**Problem details**:
Scan the following material for the string "this" and copy each line in which it appears.

**Materials provided**:
◆ ◆ ◆ ◆ ◆ ◆ ◆

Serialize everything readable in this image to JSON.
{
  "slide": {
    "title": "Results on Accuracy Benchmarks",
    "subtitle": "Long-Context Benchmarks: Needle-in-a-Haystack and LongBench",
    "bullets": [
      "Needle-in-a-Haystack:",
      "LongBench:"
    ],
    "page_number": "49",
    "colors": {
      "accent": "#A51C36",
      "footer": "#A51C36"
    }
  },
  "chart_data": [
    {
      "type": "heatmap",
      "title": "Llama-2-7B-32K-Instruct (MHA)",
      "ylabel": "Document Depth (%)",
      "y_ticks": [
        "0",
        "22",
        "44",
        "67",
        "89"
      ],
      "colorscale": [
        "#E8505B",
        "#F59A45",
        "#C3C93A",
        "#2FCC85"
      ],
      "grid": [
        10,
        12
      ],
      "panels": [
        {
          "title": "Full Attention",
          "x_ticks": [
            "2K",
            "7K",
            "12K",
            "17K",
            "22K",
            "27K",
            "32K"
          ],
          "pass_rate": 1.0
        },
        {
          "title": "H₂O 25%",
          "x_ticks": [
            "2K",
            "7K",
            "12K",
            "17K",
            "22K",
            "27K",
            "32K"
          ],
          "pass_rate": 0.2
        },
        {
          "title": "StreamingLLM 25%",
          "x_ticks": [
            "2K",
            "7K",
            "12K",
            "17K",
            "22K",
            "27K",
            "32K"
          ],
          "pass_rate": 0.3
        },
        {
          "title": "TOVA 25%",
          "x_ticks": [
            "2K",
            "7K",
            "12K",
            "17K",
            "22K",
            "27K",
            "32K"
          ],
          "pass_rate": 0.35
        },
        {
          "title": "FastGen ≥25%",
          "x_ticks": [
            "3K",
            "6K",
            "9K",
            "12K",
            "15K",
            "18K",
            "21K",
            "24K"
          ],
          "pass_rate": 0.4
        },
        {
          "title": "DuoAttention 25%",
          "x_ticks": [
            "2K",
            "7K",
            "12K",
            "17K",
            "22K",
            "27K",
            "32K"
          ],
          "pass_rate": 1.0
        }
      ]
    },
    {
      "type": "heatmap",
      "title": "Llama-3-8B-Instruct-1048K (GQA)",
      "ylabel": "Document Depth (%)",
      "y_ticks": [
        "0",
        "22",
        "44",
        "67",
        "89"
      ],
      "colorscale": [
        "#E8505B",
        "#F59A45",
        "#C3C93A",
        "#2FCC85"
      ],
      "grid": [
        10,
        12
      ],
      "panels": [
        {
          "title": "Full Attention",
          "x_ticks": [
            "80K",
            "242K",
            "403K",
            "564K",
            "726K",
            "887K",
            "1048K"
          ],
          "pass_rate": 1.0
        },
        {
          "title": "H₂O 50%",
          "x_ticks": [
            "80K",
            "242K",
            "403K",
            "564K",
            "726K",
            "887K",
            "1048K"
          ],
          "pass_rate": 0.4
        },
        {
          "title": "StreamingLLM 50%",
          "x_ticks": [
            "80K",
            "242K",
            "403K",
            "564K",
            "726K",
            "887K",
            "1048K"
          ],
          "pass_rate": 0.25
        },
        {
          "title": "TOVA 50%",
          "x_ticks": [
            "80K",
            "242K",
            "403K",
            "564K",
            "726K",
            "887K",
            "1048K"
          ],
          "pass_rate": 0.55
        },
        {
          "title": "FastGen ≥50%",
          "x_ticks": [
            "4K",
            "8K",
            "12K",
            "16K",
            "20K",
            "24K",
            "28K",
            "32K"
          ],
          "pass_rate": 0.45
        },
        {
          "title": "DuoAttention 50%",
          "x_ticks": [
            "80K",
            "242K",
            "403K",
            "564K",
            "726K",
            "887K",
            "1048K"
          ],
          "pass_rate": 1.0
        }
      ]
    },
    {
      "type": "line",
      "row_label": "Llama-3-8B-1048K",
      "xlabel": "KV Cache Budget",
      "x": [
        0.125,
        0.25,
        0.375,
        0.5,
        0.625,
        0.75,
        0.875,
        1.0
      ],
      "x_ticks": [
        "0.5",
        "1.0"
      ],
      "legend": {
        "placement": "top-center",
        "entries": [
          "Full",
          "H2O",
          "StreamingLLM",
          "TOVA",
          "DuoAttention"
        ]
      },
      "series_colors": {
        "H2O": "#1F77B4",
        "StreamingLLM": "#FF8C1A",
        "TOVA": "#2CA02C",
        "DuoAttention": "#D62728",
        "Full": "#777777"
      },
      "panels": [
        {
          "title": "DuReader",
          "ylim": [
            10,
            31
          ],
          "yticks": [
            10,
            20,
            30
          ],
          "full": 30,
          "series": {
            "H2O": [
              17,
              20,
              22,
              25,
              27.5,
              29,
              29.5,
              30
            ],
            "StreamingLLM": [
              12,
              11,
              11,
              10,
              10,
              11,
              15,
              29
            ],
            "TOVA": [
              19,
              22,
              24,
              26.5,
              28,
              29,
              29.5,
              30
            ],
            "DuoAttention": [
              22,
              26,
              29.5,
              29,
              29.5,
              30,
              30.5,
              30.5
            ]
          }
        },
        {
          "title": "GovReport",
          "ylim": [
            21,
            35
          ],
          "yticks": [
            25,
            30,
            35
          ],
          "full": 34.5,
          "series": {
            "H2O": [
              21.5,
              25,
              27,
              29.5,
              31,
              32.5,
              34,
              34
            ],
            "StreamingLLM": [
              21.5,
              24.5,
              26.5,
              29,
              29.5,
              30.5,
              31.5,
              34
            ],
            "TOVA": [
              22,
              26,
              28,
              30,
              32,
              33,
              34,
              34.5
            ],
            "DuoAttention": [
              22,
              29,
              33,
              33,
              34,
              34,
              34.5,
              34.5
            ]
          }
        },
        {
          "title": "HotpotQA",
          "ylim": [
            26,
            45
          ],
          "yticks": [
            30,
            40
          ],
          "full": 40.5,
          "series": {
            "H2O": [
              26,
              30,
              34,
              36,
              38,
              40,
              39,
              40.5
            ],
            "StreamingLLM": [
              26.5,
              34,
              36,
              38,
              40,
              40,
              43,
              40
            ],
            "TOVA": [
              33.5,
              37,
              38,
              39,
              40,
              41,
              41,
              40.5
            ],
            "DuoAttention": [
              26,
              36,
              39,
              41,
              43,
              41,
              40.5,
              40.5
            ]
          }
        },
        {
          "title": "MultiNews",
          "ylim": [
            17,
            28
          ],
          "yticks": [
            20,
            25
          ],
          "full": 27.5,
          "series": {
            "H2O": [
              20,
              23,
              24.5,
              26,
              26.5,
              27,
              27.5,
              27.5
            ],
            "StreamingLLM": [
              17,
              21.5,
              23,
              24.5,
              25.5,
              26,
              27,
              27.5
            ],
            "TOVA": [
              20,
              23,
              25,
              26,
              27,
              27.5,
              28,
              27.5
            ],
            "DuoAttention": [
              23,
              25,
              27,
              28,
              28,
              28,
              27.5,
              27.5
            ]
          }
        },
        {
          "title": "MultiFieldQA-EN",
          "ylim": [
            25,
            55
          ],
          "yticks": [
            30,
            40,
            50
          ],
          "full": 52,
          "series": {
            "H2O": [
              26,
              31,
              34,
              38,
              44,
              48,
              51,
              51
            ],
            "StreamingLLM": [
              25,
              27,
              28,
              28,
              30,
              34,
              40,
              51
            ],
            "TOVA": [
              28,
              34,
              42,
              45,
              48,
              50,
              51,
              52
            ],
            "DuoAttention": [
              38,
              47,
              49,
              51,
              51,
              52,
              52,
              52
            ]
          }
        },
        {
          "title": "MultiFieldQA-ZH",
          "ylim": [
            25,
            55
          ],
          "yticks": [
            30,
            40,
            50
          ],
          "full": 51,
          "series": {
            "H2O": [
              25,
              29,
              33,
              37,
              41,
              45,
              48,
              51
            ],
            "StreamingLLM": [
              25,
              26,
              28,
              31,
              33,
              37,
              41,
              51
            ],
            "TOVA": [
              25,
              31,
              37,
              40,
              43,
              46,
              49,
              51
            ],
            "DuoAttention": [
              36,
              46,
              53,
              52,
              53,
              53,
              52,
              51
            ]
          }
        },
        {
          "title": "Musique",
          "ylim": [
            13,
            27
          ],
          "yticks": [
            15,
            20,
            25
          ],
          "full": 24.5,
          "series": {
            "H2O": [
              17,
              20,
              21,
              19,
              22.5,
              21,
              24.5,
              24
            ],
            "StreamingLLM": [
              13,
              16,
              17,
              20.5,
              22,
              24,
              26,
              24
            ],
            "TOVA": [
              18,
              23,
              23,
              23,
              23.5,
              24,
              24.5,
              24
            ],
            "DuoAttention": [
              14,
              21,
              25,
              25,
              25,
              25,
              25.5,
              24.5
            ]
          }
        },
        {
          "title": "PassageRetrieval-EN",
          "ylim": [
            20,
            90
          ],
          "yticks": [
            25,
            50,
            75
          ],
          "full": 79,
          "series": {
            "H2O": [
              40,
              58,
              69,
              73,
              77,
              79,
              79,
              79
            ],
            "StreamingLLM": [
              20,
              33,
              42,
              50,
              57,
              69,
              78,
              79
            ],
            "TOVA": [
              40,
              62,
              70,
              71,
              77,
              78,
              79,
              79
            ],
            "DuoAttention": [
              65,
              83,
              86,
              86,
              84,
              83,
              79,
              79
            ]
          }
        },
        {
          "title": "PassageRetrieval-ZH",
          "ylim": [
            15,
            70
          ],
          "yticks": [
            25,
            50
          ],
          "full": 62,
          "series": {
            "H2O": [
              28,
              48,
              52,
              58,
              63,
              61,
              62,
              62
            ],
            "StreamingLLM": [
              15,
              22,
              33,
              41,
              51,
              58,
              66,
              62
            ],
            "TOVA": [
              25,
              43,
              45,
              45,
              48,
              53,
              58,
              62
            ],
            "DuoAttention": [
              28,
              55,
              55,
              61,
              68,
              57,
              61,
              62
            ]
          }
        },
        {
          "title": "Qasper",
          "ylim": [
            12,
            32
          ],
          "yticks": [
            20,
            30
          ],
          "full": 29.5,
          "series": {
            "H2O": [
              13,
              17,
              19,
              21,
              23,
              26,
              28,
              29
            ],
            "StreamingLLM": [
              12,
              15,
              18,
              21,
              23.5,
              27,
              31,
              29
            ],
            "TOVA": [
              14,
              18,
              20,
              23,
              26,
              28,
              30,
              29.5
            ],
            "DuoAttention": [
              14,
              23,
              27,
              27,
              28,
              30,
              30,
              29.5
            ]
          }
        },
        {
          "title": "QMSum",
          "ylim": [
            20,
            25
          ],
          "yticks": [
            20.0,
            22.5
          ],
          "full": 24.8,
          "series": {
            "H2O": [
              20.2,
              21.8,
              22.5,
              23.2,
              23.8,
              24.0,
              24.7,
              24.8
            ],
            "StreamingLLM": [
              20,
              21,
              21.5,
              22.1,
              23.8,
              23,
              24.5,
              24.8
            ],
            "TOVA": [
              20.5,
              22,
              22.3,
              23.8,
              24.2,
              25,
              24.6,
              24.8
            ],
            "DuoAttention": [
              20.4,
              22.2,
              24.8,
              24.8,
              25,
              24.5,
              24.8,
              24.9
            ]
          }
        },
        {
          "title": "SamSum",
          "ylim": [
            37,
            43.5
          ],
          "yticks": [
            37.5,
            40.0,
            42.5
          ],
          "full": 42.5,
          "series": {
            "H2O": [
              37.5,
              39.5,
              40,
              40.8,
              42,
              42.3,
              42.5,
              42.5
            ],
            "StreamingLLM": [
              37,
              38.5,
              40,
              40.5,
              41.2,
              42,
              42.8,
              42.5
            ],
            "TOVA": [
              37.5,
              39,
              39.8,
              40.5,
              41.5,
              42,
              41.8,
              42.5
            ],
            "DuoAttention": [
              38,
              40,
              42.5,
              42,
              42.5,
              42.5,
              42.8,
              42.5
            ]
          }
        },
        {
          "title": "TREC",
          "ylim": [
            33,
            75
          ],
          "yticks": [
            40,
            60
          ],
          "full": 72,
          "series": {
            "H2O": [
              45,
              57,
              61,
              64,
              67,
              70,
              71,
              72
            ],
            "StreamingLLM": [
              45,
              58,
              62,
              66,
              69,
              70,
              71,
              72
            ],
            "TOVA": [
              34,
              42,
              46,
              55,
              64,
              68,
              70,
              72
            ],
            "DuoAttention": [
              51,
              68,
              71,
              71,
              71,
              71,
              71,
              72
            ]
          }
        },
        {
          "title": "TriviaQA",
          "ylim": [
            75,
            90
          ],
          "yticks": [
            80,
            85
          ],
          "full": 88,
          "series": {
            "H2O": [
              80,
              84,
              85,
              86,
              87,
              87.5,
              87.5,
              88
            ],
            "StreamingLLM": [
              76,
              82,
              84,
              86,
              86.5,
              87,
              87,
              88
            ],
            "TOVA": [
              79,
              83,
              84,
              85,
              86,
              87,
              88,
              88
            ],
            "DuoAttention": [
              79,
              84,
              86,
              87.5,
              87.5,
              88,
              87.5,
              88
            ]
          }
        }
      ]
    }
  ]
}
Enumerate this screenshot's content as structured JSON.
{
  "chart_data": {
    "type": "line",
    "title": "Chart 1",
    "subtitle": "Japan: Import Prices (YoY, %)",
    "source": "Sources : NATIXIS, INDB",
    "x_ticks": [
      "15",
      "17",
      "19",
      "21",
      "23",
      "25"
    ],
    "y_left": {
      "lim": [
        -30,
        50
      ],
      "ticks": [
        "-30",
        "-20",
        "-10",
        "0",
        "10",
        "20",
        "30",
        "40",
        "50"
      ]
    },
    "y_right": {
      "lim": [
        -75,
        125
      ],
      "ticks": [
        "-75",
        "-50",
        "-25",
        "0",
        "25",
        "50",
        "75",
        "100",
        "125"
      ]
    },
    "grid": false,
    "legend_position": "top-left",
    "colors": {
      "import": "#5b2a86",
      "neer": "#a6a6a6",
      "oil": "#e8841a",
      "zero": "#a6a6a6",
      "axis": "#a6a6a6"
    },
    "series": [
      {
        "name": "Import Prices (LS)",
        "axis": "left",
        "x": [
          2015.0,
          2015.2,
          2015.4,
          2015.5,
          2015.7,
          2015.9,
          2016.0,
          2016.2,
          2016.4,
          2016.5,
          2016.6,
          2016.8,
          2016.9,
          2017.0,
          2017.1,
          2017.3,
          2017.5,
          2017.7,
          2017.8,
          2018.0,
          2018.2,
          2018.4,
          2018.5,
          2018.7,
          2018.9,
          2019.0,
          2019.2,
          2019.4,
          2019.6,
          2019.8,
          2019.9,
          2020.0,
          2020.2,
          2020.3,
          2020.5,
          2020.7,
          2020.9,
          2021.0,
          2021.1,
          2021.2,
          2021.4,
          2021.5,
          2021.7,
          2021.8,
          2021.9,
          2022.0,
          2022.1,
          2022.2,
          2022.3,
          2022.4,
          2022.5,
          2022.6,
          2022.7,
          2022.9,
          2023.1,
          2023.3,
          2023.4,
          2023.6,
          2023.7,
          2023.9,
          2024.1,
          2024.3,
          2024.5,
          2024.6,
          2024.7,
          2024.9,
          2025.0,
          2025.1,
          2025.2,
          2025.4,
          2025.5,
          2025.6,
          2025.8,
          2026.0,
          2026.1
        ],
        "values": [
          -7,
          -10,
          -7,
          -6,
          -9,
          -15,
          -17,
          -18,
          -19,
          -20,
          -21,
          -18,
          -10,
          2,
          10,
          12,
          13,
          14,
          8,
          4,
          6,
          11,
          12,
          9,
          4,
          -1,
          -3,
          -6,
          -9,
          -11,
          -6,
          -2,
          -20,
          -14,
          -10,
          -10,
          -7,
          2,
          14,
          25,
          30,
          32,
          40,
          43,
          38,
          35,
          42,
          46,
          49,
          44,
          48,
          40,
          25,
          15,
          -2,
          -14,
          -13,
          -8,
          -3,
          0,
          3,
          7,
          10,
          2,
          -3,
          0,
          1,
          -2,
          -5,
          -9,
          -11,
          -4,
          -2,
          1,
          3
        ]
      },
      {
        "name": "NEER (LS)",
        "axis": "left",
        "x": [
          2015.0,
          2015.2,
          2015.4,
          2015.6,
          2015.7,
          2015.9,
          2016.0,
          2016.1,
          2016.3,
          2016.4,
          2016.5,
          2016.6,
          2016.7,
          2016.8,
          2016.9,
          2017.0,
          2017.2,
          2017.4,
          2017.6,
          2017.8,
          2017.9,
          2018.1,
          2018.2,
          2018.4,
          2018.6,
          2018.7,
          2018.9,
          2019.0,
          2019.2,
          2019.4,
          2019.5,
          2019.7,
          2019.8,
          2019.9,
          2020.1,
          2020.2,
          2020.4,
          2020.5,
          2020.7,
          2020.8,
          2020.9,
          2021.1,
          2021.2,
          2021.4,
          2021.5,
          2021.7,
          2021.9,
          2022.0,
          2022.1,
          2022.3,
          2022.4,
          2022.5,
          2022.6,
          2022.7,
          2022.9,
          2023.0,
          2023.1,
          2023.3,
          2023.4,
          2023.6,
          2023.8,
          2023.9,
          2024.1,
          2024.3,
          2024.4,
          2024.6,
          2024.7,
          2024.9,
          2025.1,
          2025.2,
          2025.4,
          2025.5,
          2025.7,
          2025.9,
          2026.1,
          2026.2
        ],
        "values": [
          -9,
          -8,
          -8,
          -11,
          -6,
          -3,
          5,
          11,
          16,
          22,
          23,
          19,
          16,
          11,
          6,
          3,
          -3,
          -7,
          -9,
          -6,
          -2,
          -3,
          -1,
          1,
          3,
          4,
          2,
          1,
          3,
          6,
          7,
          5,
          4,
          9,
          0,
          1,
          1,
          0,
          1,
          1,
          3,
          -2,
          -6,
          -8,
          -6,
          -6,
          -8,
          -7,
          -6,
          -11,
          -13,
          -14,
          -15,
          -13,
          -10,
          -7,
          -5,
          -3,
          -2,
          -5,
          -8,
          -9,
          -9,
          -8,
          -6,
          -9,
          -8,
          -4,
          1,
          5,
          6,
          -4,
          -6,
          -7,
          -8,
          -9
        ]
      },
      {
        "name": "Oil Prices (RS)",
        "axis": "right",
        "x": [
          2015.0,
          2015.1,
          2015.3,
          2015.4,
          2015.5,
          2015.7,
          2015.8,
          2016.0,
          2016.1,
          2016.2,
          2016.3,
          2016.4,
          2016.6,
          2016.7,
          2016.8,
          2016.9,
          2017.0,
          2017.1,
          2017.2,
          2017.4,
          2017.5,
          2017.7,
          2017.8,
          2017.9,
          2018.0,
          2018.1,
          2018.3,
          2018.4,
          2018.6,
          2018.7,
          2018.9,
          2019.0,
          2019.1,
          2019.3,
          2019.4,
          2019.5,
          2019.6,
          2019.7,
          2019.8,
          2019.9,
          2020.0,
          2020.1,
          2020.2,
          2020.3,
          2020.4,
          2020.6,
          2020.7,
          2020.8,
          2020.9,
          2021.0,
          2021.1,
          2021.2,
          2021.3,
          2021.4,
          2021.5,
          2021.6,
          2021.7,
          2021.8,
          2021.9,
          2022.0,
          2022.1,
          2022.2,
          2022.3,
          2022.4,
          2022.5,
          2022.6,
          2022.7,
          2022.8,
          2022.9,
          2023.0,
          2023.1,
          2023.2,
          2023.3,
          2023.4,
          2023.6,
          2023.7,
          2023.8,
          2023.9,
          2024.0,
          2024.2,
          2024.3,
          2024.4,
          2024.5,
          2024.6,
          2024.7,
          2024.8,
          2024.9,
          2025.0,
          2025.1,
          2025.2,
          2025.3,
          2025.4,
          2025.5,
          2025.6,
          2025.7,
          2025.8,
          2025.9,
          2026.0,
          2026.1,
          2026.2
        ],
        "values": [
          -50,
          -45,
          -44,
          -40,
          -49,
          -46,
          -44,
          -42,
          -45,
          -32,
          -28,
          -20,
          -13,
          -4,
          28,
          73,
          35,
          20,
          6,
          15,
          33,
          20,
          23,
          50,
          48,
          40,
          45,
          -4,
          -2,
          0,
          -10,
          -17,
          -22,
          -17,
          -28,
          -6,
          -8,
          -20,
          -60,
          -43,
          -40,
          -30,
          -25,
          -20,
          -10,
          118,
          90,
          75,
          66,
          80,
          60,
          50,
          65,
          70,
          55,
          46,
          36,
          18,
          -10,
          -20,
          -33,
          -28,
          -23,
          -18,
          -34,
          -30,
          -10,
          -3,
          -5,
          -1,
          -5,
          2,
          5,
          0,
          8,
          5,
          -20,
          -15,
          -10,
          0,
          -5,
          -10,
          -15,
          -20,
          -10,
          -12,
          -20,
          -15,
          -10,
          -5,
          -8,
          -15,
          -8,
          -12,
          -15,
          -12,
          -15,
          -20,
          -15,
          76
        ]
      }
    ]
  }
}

◆ ◆ ◆ ◆ ◆ ◆ ◆

**The completed task**:
Serialize everything readable in this image to JSON.
Enumerate this screenshot's content as structured JSON.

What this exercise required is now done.